WRITTEN INSTRUCTION: Copy down all of the data underneath, exactly as shown.

* start *

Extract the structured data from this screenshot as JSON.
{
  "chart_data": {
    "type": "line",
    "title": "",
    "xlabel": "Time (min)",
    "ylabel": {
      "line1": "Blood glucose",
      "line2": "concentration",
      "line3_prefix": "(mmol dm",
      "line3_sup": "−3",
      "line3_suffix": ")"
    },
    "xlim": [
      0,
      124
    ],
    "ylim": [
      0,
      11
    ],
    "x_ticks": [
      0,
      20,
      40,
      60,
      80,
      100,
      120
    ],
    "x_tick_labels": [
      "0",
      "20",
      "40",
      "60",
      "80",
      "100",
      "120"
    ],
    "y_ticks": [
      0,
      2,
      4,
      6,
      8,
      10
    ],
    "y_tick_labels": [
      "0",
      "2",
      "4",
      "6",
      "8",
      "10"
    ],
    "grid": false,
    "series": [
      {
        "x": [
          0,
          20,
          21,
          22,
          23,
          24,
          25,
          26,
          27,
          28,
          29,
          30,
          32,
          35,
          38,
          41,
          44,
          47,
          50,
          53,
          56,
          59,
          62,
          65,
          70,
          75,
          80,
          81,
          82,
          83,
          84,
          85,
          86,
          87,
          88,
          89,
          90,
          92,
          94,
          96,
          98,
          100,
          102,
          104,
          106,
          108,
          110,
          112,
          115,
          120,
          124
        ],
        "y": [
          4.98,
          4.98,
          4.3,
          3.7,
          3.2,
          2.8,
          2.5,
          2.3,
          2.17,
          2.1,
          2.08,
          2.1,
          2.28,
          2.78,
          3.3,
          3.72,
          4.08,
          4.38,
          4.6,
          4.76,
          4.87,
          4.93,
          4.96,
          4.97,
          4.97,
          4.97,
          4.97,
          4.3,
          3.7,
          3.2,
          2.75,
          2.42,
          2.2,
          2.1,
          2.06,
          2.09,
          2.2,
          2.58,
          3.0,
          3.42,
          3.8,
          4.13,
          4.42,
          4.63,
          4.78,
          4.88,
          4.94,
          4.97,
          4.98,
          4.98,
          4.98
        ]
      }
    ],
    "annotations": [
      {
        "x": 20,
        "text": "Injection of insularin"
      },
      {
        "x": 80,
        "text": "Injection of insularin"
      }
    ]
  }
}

* end *

WRITTEN SOLUTION:
Extract the structured data from this screenshot as JSON.
{
  "chart_data": {
    "type": "line",
    "title": "",
    "xlabel": "Time (min)",
    "ylabel": {
      "line1": "Blood glucose",
      "line2": "concentration",
      "line3_prefix": "(mmol dm",
      "line3_sup": "−3",
      "line3_suffix": ")"
    },
    "xlim": [
      0,
      124
    ],
    "ylim": [
      0,
      11
    ],
    "x_ticks": [
      0,
      20,
      40,
      60,
      80,
      100,
      120
    ],
    "x_tick_labels": [
      "0",
      "20",
      "40",
      "60",
      "80",
      "100",
      "120"
    ],
    "y_ticks": [
      0,
      2,
      4,
      6,
      8,
      10
    ],
    "y_tick_labels": [
      "0",
      "2",
      "4",
      "6",
      "8",
      "10"
    ],
    "grid": false,
    "series": [
      {
        "x": [
          0,
          20,
          21,
          22,
          23,
          24,
          25,
          26,
          27,
          28,
          29,
          30,
          32,
          35,
          38,
          41,
          44,
          47,
          50,
          53,
          56,
          59,
          62,
          65,
          70,
          75,
          80,
          81,
          82,
          83,
          84,
          85,
          86,
          87,
          88,
          89,
          90,
          92,
          94,
          96,
          98,
          100,
          102,
          104,
          106,
          108,
          110,
          112,
          115,
          120,
          124
        ],
        "y": [
          4.98,
          4.98,
          4.3,
          3.7,
          3.2,
          2.8,
          2.5,
          2.3,
          2.17,
          2.1,
          2.08,
          2.1,
          2.28,
          2.78,
          3.3,
          3.72,
          4.08,
          4.38,
          4.6,
          4.76,
          4.87,
          4.93,
          4.96,
          4.97,
          4.97,
          4.97,
          4.97,
          4.3,
          3.7,
          3.2,
          2.75,
          2.42,
          2.2,
          2.1,
          2.06,
          2.09,
          2.2,
          2.58,
          3.0,
          3.42,
          3.8,
          4.13,
          4.42,
          4.63,
          4.78,
          4.88,
          4.94,
          4.97,
          4.98,
          4.98,
          4.98
        ]
      }
    ],
    "annotations": [
      {
        "x": 20,
        "text": "Injection of insularin"
      },
      {
        "x": 80,
        "text": "Injection of insularin"
      }
    ]
  }
}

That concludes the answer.